■ Supplied records ■
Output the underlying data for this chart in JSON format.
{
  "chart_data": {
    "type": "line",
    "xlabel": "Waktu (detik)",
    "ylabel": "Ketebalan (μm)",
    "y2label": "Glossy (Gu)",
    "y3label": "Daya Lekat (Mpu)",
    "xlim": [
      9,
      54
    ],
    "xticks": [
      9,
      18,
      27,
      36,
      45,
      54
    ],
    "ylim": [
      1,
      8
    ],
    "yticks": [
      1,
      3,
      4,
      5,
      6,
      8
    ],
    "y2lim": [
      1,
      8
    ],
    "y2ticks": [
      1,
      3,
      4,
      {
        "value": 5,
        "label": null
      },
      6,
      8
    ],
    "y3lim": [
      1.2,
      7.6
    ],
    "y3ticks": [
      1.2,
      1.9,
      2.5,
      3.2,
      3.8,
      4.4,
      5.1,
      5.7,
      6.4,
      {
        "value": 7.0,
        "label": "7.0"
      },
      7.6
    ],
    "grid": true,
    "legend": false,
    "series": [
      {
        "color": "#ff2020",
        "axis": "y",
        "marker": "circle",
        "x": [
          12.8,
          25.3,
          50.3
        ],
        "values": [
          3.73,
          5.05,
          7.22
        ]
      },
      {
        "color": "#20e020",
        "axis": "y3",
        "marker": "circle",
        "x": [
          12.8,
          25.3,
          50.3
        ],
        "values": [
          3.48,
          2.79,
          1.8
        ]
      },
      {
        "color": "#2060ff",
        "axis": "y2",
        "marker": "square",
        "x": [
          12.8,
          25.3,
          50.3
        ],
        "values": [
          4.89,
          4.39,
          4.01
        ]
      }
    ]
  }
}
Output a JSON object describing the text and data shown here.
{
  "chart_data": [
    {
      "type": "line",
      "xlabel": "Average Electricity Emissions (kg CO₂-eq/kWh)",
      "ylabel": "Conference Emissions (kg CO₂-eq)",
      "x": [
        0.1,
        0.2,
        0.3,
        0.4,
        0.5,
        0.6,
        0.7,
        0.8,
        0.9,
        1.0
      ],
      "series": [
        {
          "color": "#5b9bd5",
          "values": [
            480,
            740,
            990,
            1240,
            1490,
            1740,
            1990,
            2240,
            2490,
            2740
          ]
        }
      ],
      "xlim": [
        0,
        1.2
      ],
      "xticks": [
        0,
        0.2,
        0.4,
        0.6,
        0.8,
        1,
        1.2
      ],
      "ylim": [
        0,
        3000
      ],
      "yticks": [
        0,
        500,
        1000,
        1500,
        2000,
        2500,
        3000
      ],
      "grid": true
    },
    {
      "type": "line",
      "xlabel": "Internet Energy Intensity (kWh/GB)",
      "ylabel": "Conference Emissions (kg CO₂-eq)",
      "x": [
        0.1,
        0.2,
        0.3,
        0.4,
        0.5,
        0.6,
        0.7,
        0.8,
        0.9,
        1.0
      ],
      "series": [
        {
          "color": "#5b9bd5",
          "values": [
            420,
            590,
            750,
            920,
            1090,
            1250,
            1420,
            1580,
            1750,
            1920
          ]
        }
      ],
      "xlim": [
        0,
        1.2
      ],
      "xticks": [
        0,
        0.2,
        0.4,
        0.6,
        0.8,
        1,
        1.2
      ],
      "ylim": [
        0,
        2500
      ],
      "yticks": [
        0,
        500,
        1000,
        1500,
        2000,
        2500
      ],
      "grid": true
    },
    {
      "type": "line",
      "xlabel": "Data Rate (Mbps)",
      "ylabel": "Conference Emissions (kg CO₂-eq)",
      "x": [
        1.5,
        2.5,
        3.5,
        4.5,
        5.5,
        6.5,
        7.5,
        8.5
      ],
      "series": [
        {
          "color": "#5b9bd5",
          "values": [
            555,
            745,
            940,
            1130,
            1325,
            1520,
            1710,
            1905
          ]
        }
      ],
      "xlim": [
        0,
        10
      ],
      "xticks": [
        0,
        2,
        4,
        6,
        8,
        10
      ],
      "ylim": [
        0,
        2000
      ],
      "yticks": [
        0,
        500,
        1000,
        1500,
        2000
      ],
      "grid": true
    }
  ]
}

■ What the task requires ■
Send back every record, precisely as written.

■ Solution ■
Output the underlying data for this chart in JSON format.
{
  "chart_data": {
    "type": "line",
    "xlabel": "Waktu (detik)",
    "ylabel": "Ketebalan (μm)",
    "y2label": "Glossy (Gu)",
    "y3label": "Daya Lekat (Mpu)",
    "xlim": [
      9,
      54
    ],
    "xticks": [
      9,
      18,
      27,
      36,
      45,
      54
    ],
    "ylim": [
      1,
      8
    ],
    "yticks": [
      1,
      3,
      4,
      5,
      6,
      8
    ],
    "y2lim": [
      1,
      8
    ],
    "y2ticks": [
      1,
      3,
      4,
      {
        "value": 5,
        "label": null
      },
      6,
      8
    ],
    "y3lim": [
      1.2,
      7.6
    ],
    "y3ticks": [
      1.2,
      1.9,
      2.5,
      3.2,
      3.8,
      4.4,
      5.1,
      5.7,
      6.4,
      {
        "value": 7.0,
        "label": "7.0"
      },
      7.6
    ],
    "grid": true,
    "legend": false,
    "series": [
      {
        "color": "#ff2020",
        "axis": "y",
        "marker": "circle",
        "x": [
          12.8,
          25.3,
          50.3
        ],
        "values": [
          3.73,
          5.05,
          7.22
        ]
      },
      {
        "color": "#20e020",
        "axis": "y3",
        "marker": "circle",
        "x": [
          12.8,
          25.3,
          50.3
        ],
        "values": [
          3.48,
          2.79,
          1.8
        ]
      },
      {
        "color": "#2060ff",
        "axis": "y2",
        "marker": "square",
        "x": [
          12.8,
          25.3,
          50.3
        ],
        "values": [
          4.89,
          4.39,
          4.01
        ]
      }
    ]
  }
}
Output a JSON object describing the text and data shown here.
{
  "chart_data": [
    {
      "type": "line",
      "xlabel": "Average Electricity Emissions (kg CO₂-eq/kWh)",
      "ylabel": "Conference Emissions (kg CO₂-eq)",
      "x": [
        0.1,
        0.2,
        0.3,
        0.4,
        0.5,
        0.6,
        0.7,
        0.8,
        0.9,
        1.0
      ],
      "series": [
        {
          "color": "#5b9bd5",
          "values": [
            480,
            740,
            990,
            1240,
            1490,
            1740,
            1990,
            2240,
            2490,
            2740
          ]
        }
      ],
      "xlim": [
        0,
        1.2
      ],
      "xticks": [
        0,
        0.2,
        0.4,
        0.6,
        0.8,
        1,
        1.2
      ],
      "ylim": [
        0,
        3000
      ],
      "yticks": [
        0,
        500,
        1000,
        1500,
        2000,
        2500,
        3000
      ],
      "grid": true
    },
    {
      "type": "line",
      "xlabel": "Internet Energy Intensity (kWh/GB)",
      "ylabel": "Conference Emissions (kg CO₂-eq)",
      "x": [
        0.1,
        0.2,
        0.3,
        0.4,
        0.5,
        0.6,
        0.7,
        0.8,
        0.9,
        1.0
      ],
      "series": [
        {
          "color": "#5b9bd5",
          "values": [
            420,
            590,
            750,
            920,
            1090,
            1250,
            1420,
            1580,
            1750,
            1920
          ]
        }
      ],
      "xlim": [
        0,
        1.2
      ],
      "xticks": [
        0,
        0.2,
        0.4,
        0.6,
        0.8,
        1,
        1.2
      ],
      "ylim": [
        0,
        2500
      ],
      "yticks": [
        0,
        500,
        1000,
        1500,
        2000,
        2500
      ],
      "grid": true
    },
    {
      "type": "line",
      "xlabel": "Data Rate (Mbps)",
      "ylabel": "Conference Emissions (kg CO₂-eq)",
      "x": [
        1.5,
        2.5,
        3.5,
        4.5,
        5.5,
        6.5,
        7.5,
        8.5
      ],
      "series": [
        {
          "color": "#5b9bd5",
          "values": [
            555,
            745,
            940,
            1130,
            1325,
            1520,
            1710,
            1905
          ]
        }
      ],
      "xlim": [
        0,
        10
      ],
      "xticks": [
        0,
        2,
        4,
        6,
        8,
        10
      ],
      "ylim": [
        0,
        2000
      ],
      "yticks": [
        0,
        500,
        1000,
        1500,
        2000
      ],
      "grid": true
    }
  ]
}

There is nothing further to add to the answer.